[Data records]
--------------------
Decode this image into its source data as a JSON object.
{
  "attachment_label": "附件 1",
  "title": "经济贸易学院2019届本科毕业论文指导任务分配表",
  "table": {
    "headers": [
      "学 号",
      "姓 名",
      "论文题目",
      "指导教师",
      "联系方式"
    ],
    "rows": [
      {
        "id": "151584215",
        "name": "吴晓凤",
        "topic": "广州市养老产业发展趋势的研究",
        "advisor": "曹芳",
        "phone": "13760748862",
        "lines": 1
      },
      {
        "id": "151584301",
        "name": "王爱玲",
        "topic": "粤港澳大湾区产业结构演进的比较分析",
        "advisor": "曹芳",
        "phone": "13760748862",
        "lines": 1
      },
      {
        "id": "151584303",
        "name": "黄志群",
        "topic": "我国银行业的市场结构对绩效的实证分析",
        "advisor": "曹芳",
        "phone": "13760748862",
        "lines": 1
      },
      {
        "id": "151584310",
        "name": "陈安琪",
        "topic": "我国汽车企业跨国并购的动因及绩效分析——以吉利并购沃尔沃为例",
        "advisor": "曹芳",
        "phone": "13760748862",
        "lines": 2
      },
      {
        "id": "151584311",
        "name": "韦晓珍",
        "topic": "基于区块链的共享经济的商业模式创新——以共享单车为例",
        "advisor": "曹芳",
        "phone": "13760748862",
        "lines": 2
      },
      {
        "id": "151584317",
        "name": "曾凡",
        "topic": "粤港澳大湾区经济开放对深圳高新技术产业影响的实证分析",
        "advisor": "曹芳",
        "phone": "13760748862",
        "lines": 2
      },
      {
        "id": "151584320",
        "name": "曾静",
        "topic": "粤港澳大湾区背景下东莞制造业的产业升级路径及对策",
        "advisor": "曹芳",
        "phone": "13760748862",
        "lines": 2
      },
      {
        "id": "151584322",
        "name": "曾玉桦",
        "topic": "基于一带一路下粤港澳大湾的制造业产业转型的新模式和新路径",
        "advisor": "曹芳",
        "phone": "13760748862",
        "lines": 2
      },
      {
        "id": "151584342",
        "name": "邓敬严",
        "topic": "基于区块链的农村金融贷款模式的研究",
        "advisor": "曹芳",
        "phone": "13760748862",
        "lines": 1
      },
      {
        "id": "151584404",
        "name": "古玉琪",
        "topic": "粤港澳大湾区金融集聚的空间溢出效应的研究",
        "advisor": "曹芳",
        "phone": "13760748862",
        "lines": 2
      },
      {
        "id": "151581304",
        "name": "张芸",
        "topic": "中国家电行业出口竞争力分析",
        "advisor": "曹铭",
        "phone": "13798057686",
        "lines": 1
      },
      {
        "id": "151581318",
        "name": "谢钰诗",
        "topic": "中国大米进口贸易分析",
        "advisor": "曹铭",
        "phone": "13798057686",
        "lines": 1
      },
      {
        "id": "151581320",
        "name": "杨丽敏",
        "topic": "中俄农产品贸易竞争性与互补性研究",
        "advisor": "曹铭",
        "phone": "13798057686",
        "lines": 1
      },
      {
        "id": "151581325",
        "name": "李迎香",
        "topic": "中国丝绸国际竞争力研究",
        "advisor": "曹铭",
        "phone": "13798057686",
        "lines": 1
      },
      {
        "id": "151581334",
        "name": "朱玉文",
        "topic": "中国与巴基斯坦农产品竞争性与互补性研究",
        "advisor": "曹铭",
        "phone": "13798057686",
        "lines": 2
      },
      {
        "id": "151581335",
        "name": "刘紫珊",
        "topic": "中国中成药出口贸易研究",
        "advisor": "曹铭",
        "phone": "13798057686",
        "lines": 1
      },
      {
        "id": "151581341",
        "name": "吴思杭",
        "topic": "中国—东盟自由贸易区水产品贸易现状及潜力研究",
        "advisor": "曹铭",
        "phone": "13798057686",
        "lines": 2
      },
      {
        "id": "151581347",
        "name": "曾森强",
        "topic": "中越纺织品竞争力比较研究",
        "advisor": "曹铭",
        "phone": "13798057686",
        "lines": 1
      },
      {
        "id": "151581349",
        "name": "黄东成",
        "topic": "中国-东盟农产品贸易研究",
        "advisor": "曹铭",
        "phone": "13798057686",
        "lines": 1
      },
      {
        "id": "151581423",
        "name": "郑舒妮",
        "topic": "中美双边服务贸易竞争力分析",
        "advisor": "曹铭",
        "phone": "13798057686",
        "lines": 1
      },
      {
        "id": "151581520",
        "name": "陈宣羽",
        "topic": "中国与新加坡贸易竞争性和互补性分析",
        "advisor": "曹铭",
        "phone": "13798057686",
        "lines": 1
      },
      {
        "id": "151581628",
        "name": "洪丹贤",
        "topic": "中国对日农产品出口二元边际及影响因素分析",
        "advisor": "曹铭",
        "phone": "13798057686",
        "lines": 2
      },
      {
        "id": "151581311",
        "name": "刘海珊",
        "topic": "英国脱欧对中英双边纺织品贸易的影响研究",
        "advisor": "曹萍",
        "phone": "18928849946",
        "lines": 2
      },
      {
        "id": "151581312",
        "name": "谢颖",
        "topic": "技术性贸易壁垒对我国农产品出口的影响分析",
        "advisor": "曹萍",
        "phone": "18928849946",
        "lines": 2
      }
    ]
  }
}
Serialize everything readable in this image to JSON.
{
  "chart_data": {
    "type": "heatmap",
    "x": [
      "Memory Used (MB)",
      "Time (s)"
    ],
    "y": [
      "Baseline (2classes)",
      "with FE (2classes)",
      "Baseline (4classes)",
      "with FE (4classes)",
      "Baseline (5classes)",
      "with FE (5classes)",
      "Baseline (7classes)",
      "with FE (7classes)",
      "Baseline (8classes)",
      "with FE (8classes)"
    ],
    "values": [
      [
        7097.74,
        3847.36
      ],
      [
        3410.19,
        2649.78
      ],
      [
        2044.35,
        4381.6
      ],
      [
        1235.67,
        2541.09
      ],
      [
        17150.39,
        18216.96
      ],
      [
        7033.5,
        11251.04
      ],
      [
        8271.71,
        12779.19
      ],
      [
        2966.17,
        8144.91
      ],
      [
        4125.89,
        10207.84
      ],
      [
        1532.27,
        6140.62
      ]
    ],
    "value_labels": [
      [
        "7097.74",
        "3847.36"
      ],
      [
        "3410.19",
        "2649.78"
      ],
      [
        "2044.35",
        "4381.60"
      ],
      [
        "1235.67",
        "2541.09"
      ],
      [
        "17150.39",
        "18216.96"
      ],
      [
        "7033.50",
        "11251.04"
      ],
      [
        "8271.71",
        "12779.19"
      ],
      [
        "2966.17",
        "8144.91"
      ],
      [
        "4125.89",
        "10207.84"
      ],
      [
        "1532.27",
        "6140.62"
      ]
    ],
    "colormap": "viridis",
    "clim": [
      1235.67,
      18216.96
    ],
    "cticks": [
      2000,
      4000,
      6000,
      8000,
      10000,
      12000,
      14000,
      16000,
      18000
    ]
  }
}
--------------------
TASK DIRECTIONS: Retype nothing except the lines from the line holding "Serialize everything readable" through the last line of the entries, both included.

WRITTEN RESPONSE:
Serialize everything readable in this image to JSON.
{
  "chart_data": {
    "type": "heatmap",
    "x": [
      "Memory Used (MB)",
      "Time (s)"
    ],
    "y": [
      "Baseline (2classes)",
      "with FE (2classes)",
      "Baseline (4classes)",
      "with FE (4classes)",
      "Baseline (5classes)",
      "with FE (5classes)",
      "Baseline (7classes)",
      "with FE (7classes)",
      "Baseline (8classes)",
      "with FE (8classes)"
    ],
    "values": [
      [
        7097.74,
        3847.36
      ],
      [
        3410.19,
        2649.78
      ],
      [
        2044.35,
        4381.6
      ],
      [
        1235.67,
        2541.09
      ],
      [
        17150.39,
        18216.96
      ],
      [
        7033.5,
        11251.04
      ],
      [
        8271.71,
        12779.19
      ],
      [
        2966.17,
        8144.91
      ],
      [
        4125.89,
        10207.84
      ],
      [
        1532.27,
        6140.62
      ]
    ],
    "value_labels": [
      [
        "7097.74",
        "3847.36"
      ],
      [
        "3410.19",
        "2649.78"
      ],
      [
        "2044.35",
        "4381.60"
      ],
      [
        "1235.67",
        "2541.09"
      ],
      [
        "17150.39",
        "18216.96"
      ],
      [
        "7033.50",
        "11251.04"
      ],
      [
        "8271.71",
        "12779.19"
      ],
      [
        "2966.17",
        "8144.91"
      ],
      [
        "4125.89",
        "10207.84"
      ],
      [
        "1532.27",
        "6140.62"
      ]
    ],
    "colormap": "viridis",
    "clim": [
      1235.67,
      18216.96
    ],
    "cticks": [
      2000,
      4000,
      6000,
      8000,
      10000,
      12000,
      14000,
      16000,
      18000
    ]
  }
}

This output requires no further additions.